OBJECTIVE 1: In the passage on UniCredit's stake in Commerzbank, reproduce verbatim everything from "If UniCredit is" down to "shares to UniCredit?".
OBJECTIVE 2: Condense the paragraph of the passage on UniCredit's stake in Commerzbank that begins "According to Article 63(1) TFEU" into a short bulleted list that keeps its main facts.
OBJECTIVE 3:
Based on the passage on UniCredit's stake in Commerzbank, state whether each statement agrees with the text. Answer yes or no, and quote the words that decide it.
(a) In 2009 the German government committed to eventually sell its stake in Commerzbank.
(b) EU courts have assessed the capital restrictions that Cyprus imposed in 2013 and Greece imposed in 2015.
(c) Article 65(b) TFEU allows derogations from the free movement of capital for the prudential supervision of financial institutions.

>> begin READING PASSAGE

If UniCredit is authorised by the ECB to build up its stake in Commerzbank, the German government could well choose not to sell the substantial stake that it still holds in Commerzbank since the financial crisis. In this respect, however, it bears reminding that in 2009, when the Commission authorised state-aid by the German government in the form of an acquisition of an equity stake in Commerzbank, that government committed to sell its stake in the bank eventually (SA.28436, paras 58 and 59). But could the German government use the exceptions to the freedom of movement of capital under the EU Treaties to legally prohibit other investors in Germany from selling their Commerzbank shares to UniCredit?

According to Article 63(1) TFEU, “all restrictions on the movement of capital between Member States […] shall be prohibited”. In case 7/78 (Thompson, p. 2261), the CJEU clarified that capital also means money that “give[s] rise to investments which produce returns”. Furthermore, the CJEU held in case C-483/99 (Commission v France, para 37) that “direct investment in the form of participation in an undertaking by means of a shareholding or the acquisition of securities on the capital market constitute capital movements within the meaning of Article 73b [now Article 63] of the Treaty.”

However, Article 65(b) TFEU allows for derogations from the freedom of movement of capital for the purpose of “prudential supervision of financial institutions” and for reasons “which are justified on grounds of public policy or public security”. While the preservation of financial stability is a legitimate public policy objective (T-107/17, Steinhoff v ECB, para 105 and 106), the only two episodes of capital restrictions in the EU – those imposed in 2013 by Cyprus and in 2015 by Greece – have never been assessed by EU courts. Still, derogations from the free movement of capital for achieving legitimate objectives of public policy or public security are justified only when they are suitable to attain those objectives and do not go beyond what is necessary for that purpose (C‑478/19, UBS Real Estate, para 60). Crucially, the CJEU clarified in C-282/04 (Commission v Netherlands, para 32) that “the free movement of capital may […] be restricted by national measures justified on the grounds set out in Article [65 TFEU] or by overriding reasons in the general interest […] to the extent that there are no [EU] harmonising measures providing for measures necessary to ensure the protection of those interests”.

>> end READING PASSAGE
>> begin EXTRACTED RECORDS

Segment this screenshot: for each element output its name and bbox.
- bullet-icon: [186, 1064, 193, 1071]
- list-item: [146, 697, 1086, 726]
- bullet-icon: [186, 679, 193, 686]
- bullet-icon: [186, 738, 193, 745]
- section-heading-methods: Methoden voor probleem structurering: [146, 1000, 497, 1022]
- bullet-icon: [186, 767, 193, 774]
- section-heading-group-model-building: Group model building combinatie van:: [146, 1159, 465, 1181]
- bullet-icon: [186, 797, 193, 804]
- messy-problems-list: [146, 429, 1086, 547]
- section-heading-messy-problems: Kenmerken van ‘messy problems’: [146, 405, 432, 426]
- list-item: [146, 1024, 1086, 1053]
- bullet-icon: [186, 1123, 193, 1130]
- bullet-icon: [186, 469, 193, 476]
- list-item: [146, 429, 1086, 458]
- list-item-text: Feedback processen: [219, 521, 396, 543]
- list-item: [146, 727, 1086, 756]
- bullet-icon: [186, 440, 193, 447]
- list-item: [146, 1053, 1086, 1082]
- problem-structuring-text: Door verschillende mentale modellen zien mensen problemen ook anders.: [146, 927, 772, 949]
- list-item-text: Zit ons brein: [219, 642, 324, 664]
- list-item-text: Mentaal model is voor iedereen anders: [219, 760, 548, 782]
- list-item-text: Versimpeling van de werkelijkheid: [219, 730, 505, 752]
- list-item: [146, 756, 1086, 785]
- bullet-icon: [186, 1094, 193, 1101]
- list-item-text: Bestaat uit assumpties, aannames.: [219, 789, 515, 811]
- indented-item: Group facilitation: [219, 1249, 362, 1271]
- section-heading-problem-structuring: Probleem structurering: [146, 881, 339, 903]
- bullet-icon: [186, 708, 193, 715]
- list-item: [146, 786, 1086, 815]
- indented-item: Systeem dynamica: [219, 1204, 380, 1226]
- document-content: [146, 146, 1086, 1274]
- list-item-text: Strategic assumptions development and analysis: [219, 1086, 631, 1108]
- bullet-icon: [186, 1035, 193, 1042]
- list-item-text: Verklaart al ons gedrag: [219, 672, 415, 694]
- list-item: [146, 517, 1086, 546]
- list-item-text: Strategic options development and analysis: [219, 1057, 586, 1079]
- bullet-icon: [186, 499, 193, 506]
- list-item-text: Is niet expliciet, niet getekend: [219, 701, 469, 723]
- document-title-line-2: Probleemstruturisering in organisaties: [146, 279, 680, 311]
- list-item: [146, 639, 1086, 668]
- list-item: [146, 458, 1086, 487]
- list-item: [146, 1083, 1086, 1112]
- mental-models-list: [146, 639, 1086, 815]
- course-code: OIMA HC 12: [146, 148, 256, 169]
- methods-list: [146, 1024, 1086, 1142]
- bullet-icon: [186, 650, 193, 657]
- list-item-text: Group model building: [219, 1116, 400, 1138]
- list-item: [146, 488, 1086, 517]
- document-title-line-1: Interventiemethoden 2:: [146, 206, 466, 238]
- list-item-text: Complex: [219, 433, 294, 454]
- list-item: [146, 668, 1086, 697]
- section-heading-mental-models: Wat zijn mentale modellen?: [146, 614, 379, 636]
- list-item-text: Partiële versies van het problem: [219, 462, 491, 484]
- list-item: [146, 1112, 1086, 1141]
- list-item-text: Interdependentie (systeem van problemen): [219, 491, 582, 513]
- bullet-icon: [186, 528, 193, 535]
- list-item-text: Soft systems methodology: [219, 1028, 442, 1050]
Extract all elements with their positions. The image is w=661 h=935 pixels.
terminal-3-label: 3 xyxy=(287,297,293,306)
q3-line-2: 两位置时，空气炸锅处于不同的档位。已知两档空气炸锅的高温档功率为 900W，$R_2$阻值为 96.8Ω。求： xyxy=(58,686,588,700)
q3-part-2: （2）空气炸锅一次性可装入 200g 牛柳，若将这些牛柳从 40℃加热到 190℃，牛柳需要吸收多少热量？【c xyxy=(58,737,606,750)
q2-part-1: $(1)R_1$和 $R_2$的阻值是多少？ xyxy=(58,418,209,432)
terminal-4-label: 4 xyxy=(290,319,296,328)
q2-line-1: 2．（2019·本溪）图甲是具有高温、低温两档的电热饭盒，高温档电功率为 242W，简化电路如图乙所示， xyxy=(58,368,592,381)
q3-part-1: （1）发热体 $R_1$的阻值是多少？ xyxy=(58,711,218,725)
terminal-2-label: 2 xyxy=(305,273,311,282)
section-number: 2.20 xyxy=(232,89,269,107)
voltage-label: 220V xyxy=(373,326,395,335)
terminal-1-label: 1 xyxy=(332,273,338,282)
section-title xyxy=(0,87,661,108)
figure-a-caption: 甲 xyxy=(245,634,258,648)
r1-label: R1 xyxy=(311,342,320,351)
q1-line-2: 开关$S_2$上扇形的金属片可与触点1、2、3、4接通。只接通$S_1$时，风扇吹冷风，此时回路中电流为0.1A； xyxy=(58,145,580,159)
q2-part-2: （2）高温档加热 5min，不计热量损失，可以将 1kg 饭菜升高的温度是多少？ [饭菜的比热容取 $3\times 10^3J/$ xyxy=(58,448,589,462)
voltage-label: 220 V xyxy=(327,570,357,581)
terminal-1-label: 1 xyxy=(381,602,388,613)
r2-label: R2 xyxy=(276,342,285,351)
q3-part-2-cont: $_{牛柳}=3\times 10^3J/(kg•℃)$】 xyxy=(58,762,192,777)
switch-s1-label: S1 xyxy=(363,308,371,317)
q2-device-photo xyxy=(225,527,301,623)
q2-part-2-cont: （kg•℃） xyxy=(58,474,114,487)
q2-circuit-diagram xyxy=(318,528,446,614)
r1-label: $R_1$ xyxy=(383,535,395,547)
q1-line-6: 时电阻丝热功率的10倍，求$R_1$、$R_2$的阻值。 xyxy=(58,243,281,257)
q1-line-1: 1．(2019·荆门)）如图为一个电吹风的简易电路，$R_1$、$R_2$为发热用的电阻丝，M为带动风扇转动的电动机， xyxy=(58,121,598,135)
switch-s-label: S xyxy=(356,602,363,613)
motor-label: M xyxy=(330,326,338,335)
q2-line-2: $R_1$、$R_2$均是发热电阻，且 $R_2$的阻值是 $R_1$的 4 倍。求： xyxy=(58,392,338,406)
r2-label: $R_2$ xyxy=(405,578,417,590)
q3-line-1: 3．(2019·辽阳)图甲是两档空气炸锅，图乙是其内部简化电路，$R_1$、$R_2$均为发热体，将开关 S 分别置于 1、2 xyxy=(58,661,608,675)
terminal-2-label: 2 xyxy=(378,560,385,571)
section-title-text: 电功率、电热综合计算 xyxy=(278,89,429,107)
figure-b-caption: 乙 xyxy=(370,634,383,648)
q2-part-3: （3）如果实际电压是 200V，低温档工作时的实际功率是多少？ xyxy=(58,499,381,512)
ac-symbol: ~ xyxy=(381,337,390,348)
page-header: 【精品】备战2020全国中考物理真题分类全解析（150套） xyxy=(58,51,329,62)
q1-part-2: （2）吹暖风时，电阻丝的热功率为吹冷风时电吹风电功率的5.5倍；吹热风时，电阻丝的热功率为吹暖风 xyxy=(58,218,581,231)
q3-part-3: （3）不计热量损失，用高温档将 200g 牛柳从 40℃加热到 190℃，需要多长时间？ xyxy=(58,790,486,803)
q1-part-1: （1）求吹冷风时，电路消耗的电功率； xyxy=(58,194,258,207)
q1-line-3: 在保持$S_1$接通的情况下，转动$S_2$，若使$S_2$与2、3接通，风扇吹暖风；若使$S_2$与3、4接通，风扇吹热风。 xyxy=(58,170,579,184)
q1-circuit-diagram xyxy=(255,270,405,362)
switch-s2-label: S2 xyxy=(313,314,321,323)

>> end EXTRACTED RECORDS

EXPECTED ANSWER 1:
If UniCredit is authorised by the ECB to build up its stake in Commerzbank, the German government could well choose not to sell the substantial stake that it still holds in Commerzbank since the financial crisis. In this respect, however, it bears reminding that in 2009, when the Commission authorised state-aid by the German government in the form of an acquisition of an equity stake in Commerzbank, that government committed to sell its stake in the bank eventually (SA.28436, paras 58 and 59). But could the German government use the exceptions to the freedom of movement of capital under the EU Treaties to legally prohibit other investors in Germany from selling their Commerzbank shares to UniCredit?

EXPECTED ANSWER 2:
- Article 63(1) TFEU prohibits all restrictions on the movement of capital between Member States.
- In case 7/78 (Thompson), the CJEU said capital also includes money that gives rise to investments producing returns.
- In case C-483/99 (Commission v France), the CJEU held that direct investment through a shareholding, or buying securities on the capital market, is a capital movement under Article 73b (now Article 63) of the Treaty.

EXPECTED ANSWER 3:
(a) Yes: "that government committed to sell its stake in the bank eventually"
(b) No: "have never been assessed by EU courts"
(c) Yes: "allows for derogations from the freedom of movement of capital for the purpose of “prudential supervision of financial institutions”"